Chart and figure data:
+++
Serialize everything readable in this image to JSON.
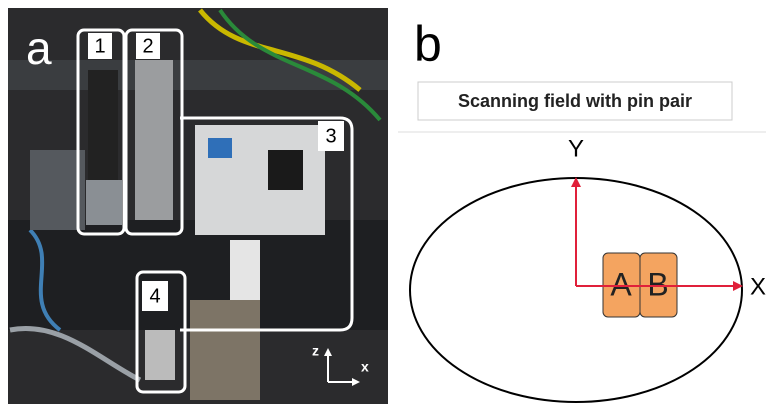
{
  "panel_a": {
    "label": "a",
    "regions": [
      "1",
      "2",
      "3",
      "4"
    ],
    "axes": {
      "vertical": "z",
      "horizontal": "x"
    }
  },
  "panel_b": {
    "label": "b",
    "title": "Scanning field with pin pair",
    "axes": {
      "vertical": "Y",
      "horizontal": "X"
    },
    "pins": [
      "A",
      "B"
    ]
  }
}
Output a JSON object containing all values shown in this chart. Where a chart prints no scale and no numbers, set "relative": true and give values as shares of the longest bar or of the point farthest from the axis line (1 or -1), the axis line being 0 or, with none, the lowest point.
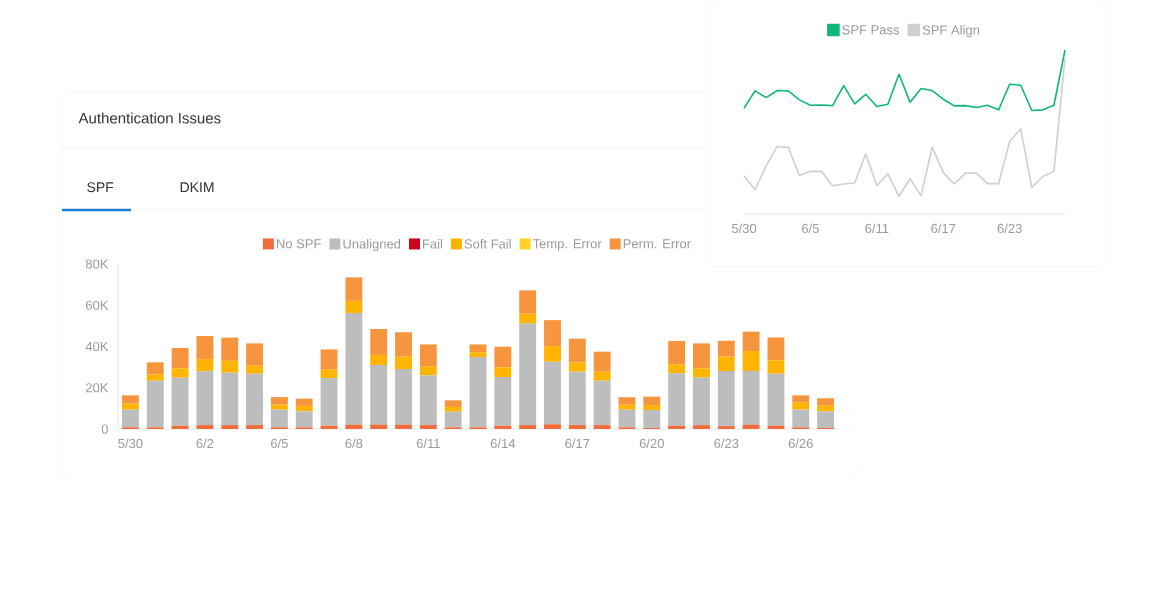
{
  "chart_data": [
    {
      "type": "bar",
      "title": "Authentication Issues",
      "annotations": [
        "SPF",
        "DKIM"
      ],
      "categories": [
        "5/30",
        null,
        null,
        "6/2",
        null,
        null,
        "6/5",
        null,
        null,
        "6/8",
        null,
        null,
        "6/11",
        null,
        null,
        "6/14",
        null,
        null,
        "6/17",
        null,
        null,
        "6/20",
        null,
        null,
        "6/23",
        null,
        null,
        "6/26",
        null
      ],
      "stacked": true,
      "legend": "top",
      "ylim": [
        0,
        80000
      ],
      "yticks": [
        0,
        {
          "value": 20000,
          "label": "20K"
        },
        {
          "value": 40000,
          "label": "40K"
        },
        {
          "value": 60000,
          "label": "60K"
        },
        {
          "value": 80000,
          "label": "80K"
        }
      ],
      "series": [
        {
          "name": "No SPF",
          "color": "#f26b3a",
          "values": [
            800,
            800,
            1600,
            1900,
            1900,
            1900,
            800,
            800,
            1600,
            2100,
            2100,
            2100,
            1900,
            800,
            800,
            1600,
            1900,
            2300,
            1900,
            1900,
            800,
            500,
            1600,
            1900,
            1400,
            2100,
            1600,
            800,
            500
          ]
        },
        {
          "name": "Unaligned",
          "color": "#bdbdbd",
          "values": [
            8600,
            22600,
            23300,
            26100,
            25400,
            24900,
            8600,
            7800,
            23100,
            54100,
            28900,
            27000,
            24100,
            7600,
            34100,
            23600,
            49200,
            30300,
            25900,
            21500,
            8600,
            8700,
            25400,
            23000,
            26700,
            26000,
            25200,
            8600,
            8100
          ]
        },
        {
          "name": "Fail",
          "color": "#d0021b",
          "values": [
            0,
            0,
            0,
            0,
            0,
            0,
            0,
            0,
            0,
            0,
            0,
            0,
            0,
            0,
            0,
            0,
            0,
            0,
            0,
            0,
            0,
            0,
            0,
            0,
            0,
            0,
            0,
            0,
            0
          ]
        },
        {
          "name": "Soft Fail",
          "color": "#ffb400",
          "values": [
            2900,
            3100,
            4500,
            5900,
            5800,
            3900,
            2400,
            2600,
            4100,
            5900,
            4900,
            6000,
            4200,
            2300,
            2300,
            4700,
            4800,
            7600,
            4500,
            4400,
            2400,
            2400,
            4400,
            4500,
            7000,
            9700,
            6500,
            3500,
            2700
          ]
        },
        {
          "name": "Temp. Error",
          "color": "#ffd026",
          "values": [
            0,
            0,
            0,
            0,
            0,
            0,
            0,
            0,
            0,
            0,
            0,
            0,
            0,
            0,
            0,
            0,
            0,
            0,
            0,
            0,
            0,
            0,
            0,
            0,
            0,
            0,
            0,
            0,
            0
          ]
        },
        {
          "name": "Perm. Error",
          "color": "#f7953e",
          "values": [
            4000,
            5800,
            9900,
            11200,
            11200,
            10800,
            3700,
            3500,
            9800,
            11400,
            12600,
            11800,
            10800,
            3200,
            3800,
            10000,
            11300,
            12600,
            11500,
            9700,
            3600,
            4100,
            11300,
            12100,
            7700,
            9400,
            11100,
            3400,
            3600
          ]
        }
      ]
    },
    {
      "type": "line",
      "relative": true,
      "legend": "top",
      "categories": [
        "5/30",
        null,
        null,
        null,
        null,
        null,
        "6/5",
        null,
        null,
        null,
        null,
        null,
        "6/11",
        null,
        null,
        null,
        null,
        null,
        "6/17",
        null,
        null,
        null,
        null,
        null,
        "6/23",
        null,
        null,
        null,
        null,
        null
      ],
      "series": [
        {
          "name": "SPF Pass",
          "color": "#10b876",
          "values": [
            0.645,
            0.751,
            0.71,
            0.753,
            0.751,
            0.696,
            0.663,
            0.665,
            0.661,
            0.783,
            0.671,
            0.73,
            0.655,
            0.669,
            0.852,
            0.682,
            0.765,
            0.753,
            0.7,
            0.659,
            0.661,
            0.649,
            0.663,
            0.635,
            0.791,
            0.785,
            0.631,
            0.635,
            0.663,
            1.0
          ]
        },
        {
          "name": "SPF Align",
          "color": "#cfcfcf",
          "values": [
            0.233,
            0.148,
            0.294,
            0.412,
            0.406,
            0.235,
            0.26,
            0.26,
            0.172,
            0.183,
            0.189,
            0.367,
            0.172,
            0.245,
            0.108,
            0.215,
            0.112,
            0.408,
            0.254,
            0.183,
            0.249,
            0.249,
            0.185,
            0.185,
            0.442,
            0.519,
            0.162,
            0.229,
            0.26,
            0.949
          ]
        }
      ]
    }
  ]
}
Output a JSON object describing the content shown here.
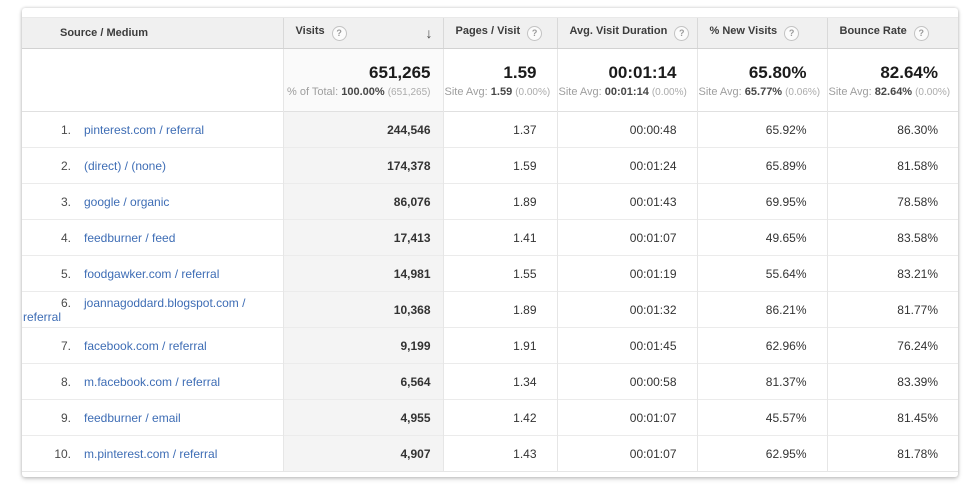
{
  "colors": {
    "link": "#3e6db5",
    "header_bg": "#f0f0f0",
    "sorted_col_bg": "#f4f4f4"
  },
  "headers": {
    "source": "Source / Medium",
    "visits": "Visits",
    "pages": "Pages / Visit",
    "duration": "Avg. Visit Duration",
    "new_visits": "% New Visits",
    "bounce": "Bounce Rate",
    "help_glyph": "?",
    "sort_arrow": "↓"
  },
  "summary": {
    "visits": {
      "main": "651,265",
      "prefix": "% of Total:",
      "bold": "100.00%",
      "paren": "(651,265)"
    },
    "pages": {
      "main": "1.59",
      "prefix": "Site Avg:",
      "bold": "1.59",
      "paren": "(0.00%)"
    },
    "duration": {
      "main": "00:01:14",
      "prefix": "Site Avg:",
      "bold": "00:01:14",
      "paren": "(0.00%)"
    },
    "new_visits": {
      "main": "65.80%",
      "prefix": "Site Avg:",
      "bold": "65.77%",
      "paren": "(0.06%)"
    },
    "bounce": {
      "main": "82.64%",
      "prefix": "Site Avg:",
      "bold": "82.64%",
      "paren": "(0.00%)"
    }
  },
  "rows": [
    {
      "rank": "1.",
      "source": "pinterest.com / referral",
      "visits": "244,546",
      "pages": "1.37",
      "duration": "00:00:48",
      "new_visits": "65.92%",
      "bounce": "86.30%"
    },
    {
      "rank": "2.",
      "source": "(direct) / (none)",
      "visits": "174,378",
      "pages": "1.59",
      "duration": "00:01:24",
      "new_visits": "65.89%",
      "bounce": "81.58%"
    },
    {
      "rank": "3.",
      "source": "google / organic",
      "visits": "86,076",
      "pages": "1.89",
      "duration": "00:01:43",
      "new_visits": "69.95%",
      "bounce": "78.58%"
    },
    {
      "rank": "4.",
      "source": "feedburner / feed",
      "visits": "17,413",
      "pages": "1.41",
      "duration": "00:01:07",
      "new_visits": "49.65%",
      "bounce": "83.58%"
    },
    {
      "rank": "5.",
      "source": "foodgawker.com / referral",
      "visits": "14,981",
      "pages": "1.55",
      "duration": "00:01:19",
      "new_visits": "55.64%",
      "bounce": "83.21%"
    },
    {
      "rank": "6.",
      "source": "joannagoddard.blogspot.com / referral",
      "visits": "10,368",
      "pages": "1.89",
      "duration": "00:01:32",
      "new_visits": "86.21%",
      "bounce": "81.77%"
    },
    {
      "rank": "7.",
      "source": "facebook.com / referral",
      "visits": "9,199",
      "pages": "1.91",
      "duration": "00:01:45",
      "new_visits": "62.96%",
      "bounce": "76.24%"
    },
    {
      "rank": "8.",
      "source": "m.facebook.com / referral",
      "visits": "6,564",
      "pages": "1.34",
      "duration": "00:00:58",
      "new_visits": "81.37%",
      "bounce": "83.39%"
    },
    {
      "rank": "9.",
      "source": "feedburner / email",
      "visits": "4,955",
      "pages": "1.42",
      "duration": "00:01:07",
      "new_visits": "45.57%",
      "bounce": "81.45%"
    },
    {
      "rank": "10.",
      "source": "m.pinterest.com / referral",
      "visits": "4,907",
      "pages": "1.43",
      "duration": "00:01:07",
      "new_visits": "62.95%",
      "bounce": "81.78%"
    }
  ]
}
+++
## Aim
Count the lines that include the word "with" and state the result as a bare number.

## Answer to this task
2